* **STATED GOAL**
Quote the listing below in its entirety, omitting every image.

* **RECORD SET**
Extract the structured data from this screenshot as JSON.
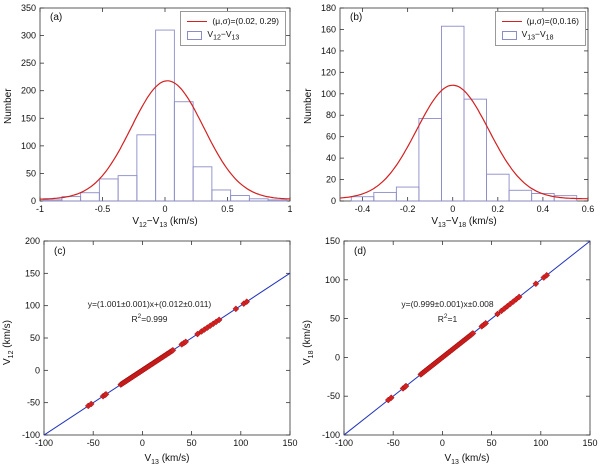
{
  "chart_data": [
    {
      "id": "a",
      "type": "bar",
      "panel_label": "(a)",
      "ylabel": "Number",
      "xlabel_parts": {
        "p1": "V",
        "sub1": "12",
        "p2": "−V",
        "sub2": "13",
        "p3": " (km/s)"
      },
      "xlim": [
        -1,
        1
      ],
      "ylim": [
        0,
        350
      ],
      "xticks": [
        -1,
        -0.5,
        0,
        0.5,
        1
      ],
      "yticks": [
        0,
        50,
        100,
        150,
        200,
        250,
        300,
        350
      ],
      "legend": {
        "curve": "(μ,σ)=(0.02, 0.29)",
        "hist_parts": {
          "p1": "V",
          "sub1": "12",
          "p2": "−V",
          "sub2": "13"
        }
      },
      "bin_width": 0.15,
      "bin_centers": [
        -0.9,
        -0.75,
        -0.6,
        -0.45,
        -0.3,
        -0.15,
        0,
        0.15,
        0.3,
        0.45,
        0.6,
        0.75,
        0.9
      ],
      "counts": [
        2,
        8,
        15,
        40,
        46,
        120,
        310,
        180,
        62,
        20,
        10,
        4,
        2
      ],
      "gaussian": {
        "mu": 0.02,
        "sigma": 0.29,
        "peak": 215,
        "baseline": 3
      },
      "colors": {
        "curve": "#d42020",
        "hist": "#8c8cc8"
      }
    },
    {
      "id": "b",
      "type": "bar",
      "panel_label": "(b)",
      "ylabel": "Number",
      "xlabel_parts": {
        "p1": "V",
        "sub1": "13",
        "p2": "−V",
        "sub2": "18",
        "p3": " (km/s)"
      },
      "xlim": [
        -0.5,
        0.6
      ],
      "ylim": [
        0,
        180
      ],
      "xticks": [
        -0.4,
        -0.2,
        0,
        0.2,
        0.4,
        0.6
      ],
      "yticks": [
        0,
        20,
        40,
        60,
        80,
        100,
        120,
        140,
        160,
        180
      ],
      "legend": {
        "curve": "(μ,σ)=(0,0.16)",
        "hist_parts": {
          "p1": "V",
          "sub1": "13",
          "p2": "−V",
          "sub2": "18"
        }
      },
      "bin_width": 0.1,
      "bin_centers": [
        -0.4,
        -0.3,
        -0.2,
        -0.1,
        0,
        0.1,
        0.2,
        0.3,
        0.4,
        0.5
      ],
      "counts": [
        4,
        8,
        13,
        77,
        163,
        95,
        25,
        10,
        7,
        5
      ],
      "gaussian": {
        "mu": 0,
        "sigma": 0.16,
        "peak": 106,
        "baseline": 2
      },
      "colors": {
        "curve": "#d42020",
        "hist": "#8c8cc8"
      }
    },
    {
      "id": "c",
      "type": "scatter",
      "panel_label": "(c)",
      "ylabel_parts": {
        "p1": "V",
        "sub1": "12",
        "p2": " (km/s)"
      },
      "xlabel_parts": {
        "p1": "V",
        "sub1": "13",
        "p2": " (km/s)"
      },
      "xlim": [
        -100,
        150
      ],
      "ylim": [
        -100,
        200
      ],
      "xticks": [
        -100,
        -50,
        0,
        50,
        100,
        150
      ],
      "yticks": [
        -100,
        -50,
        0,
        50,
        100,
        150,
        200
      ],
      "annotation": {
        "line1": "y=(1.001±0.001)x+(0.012±0.011)",
        "r_label": "R",
        "r_sup": "2",
        "r_rest": "=0.999"
      },
      "fit": {
        "slope": 1.001,
        "intercept": 0.012
      },
      "x": [
        -55,
        -52,
        -40,
        -38,
        -37,
        -22,
        -21,
        -20,
        -19,
        -18,
        -17,
        -16,
        -15,
        -14,
        -13,
        -12,
        -11,
        -10,
        -9,
        -8,
        -7,
        -6,
        -5,
        -4,
        -3,
        -2,
        -1,
        0,
        1,
        2,
        3,
        4,
        5,
        6,
        7,
        8,
        9,
        10,
        11,
        12,
        13,
        14,
        15,
        16,
        17,
        18,
        19,
        20,
        21,
        22,
        23,
        24,
        25,
        26,
        27,
        28,
        29,
        30,
        31,
        40,
        42,
        44,
        56,
        60,
        63,
        66,
        69,
        72,
        75,
        78,
        95,
        103,
        106
      ],
      "colors": {
        "line": "#2233bb",
        "marker": "#d42020",
        "marker_edge": "#a01010"
      }
    },
    {
      "id": "d",
      "type": "scatter",
      "panel_label": "(d)",
      "ylabel_parts": {
        "p1": "V",
        "sub1": "18",
        "p2": " (km/s)"
      },
      "xlabel_parts": {
        "p1": "V",
        "sub1": "13",
        "p2": " (km/s)"
      },
      "xlim": [
        -100,
        150
      ],
      "ylim": [
        -100,
        150
      ],
      "xticks": [
        -100,
        -50,
        0,
        50,
        100,
        150
      ],
      "yticks": [
        -100,
        -50,
        0,
        50,
        100,
        150
      ],
      "annotation": {
        "line1": "y=(0.999±0.001)x±0.008",
        "r_label": "R",
        "r_sup": "2",
        "r_rest": "=1"
      },
      "fit": {
        "slope": 0.999,
        "intercept": 0
      },
      "x": [
        -55,
        -52,
        -40,
        -38,
        -37,
        -22,
        -21,
        -20,
        -19,
        -18,
        -17,
        -16,
        -15,
        -14,
        -13,
        -12,
        -11,
        -10,
        -9,
        -8,
        -7,
        -6,
        -5,
        -4,
        -3,
        -2,
        -1,
        0,
        1,
        2,
        3,
        4,
        5,
        6,
        7,
        8,
        9,
        10,
        11,
        12,
        13,
        14,
        15,
        16,
        17,
        18,
        19,
        20,
        21,
        22,
        23,
        24,
        25,
        26,
        27,
        28,
        29,
        30,
        31,
        40,
        42,
        44,
        56,
        60,
        63,
        66,
        69,
        72,
        75,
        78,
        95,
        103,
        106
      ],
      "colors": {
        "line": "#2233bb",
        "marker": "#d42020",
        "marker_edge": "#a01010"
      }
    }
  ]
}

* **COMPLETED TASK**
Extract the structured data from this screenshot as JSON.
{
  "chart_data": [
    {
      "id": "a",
      "type": "bar",
      "panel_label": "(a)",
      "ylabel": "Number",
      "xlabel_parts": {
        "p1": "V",
        "sub1": "12",
        "p2": "−V",
        "sub2": "13",
        "p3": " (km/s)"
      },
      "xlim": [
        -1,
        1
      ],
      "ylim": [
        0,
        350
      ],
      "xticks": [
        -1,
        -0.5,
        0,
        0.5,
        1
      ],
      "yticks": [
        0,
        50,
        100,
        150,
        200,
        250,
        300,
        350
      ],
      "legend": {
        "curve": "(μ,σ)=(0.02, 0.29)",
        "hist_parts": {
          "p1": "V",
          "sub1": "12",
          "p2": "−V",
          "sub2": "13"
        }
      },
      "bin_width": 0.15,
      "bin_centers": [
        -0.9,
        -0.75,
        -0.6,
        -0.45,
        -0.3,
        -0.15,
        0,
        0.15,
        0.3,
        0.45,
        0.6,
        0.75,
        0.9
      ],
      "counts": [
        2,
        8,
        15,
        40,
        46,
        120,
        310,
        180,
        62,
        20,
        10,
        4,
        2
      ],
      "gaussian": {
        "mu": 0.02,
        "sigma": 0.29,
        "peak": 215,
        "baseline": 3
      },
      "colors": {
        "curve": "#d42020",
        "hist": "#8c8cc8"
      }
    },
    {
      "id": "b",
      "type": "bar",
      "panel_label": "(b)",
      "ylabel": "Number",
      "xlabel_parts": {
        "p1": "V",
        "sub1": "13",
        "p2": "−V",
        "sub2": "18",
        "p3": " (km/s)"
      },
      "xlim": [
        -0.5,
        0.6
      ],
      "ylim": [
        0,
        180
      ],
      "xticks": [
        -0.4,
        -0.2,
        0,
        0.2,
        0.4,
        0.6
      ],
      "yticks": [
        0,
        20,
        40,
        60,
        80,
        100,
        120,
        140,
        160,
        180
      ],
      "legend": {
        "curve": "(μ,σ)=(0,0.16)",
        "hist_parts": {
          "p1": "V",
          "sub1": "13",
          "p2": "−V",
          "sub2": "18"
        }
      },
      "bin_width": 0.1,
      "bin_centers": [
        -0.4,
        -0.3,
        -0.2,
        -0.1,
        0,
        0.1,
        0.2,
        0.3,
        0.4,
        0.5
      ],
      "counts": [
        4,
        8,
        13,
        77,
        163,
        95,
        25,
        10,
        7,
        5
      ],
      "gaussian": {
        "mu": 0,
        "sigma": 0.16,
        "peak": 106,
        "baseline": 2
      },
      "colors": {
        "curve": "#d42020",
        "hist": "#8c8cc8"
      }
    },
    {
      "id": "c",
      "type": "scatter",
      "panel_label": "(c)",
      "ylabel_parts": {
        "p1": "V",
        "sub1": "12",
        "p2": " (km/s)"
      },
      "xlabel_parts": {
        "p1": "V",
        "sub1": "13",
        "p2": " (km/s)"
      },
      "xlim": [
        -100,
        150
      ],
      "ylim": [
        -100,
        200
      ],
      "xticks": [
        -100,
        -50,
        0,
        50,
        100,
        150
      ],
      "yticks": [
        -100,
        -50,
        0,
        50,
        100,
        150,
        200
      ],
      "annotation": {
        "line1": "y=(1.001±0.001)x+(0.012±0.011)",
        "r_label": "R",
        "r_sup": "2",
        "r_rest": "=0.999"
      },
      "fit": {
        "slope": 1.001,
        "intercept": 0.012
      },
      "x": [
        -55,
        -52,
        -40,
        -38,
        -37,
        -22,
        -21,
        -20,
        -19,
        -18,
        -17,
        -16,
        -15,
        -14,
        -13,
        -12,
        -11,
        -10,
        -9,
        -8,
        -7,
        -6,
        -5,
        -4,
        -3,
        -2,
        -1,
        0,
        1,
        2,
        3,
        4,
        5,
        6,
        7,
        8,
        9,
        10,
        11,
        12,
        13,
        14,
        15,
        16,
        17,
        18,
        19,
        20,
        21,
        22,
        23,
        24,
        25,
        26,
        27,
        28,
        29,
        30,
        31,
        40,
        42,
        44,
        56,
        60,
        63,
        66,
        69,
        72,
        75,
        78,
        95,
        103,
        106
      ],
      "colors": {
        "line": "#2233bb",
        "marker": "#d42020",
        "marker_edge": "#a01010"
      }
    },
    {
      "id": "d",
      "type": "scatter",
      "panel_label": "(d)",
      "ylabel_parts": {
        "p1": "V",
        "sub1": "18",
        "p2": " (km/s)"
      },
      "xlabel_parts": {
        "p1": "V",
        "sub1": "13",
        "p2": " (km/s)"
      },
      "xlim": [
        -100,
        150
      ],
      "ylim": [
        -100,
        150
      ],
      "xticks": [
        -100,
        -50,
        0,
        50,
        100,
        150
      ],
      "yticks": [
        -100,
        -50,
        0,
        50,
        100,
        150
      ],
      "annotation": {
        "line1": "y=(0.999±0.001)x±0.008",
        "r_label": "R",
        "r_sup": "2",
        "r_rest": "=1"
      },
      "fit": {
        "slope": 0.999,
        "intercept": 0
      },
      "x": [
        -55,
        -52,
        -40,
        -38,
        -37,
        -22,
        -21,
        -20,
        -19,
        -18,
        -17,
        -16,
        -15,
        -14,
        -13,
        -12,
        -11,
        -10,
        -9,
        -8,
        -7,
        -6,
        -5,
        -4,
        -3,
        -2,
        -1,
        0,
        1,
        2,
        3,
        4,
        5,
        6,
        7,
        8,
        9,
        10,
        11,
        12,
        13,
        14,
        15,
        16,
        17,
        18,
        19,
        20,
        21,
        22,
        23,
        24,
        25,
        26,
        27,
        28,
        29,
        30,
        31,
        40,
        42,
        44,
        56,
        60,
        63,
        66,
        69,
        72,
        75,
        78,
        95,
        103,
        106
      ],
      "colors": {
        "line": "#2233bb",
        "marker": "#d42020",
        "marker_edge": "#a01010"
      }
    }
  ]
}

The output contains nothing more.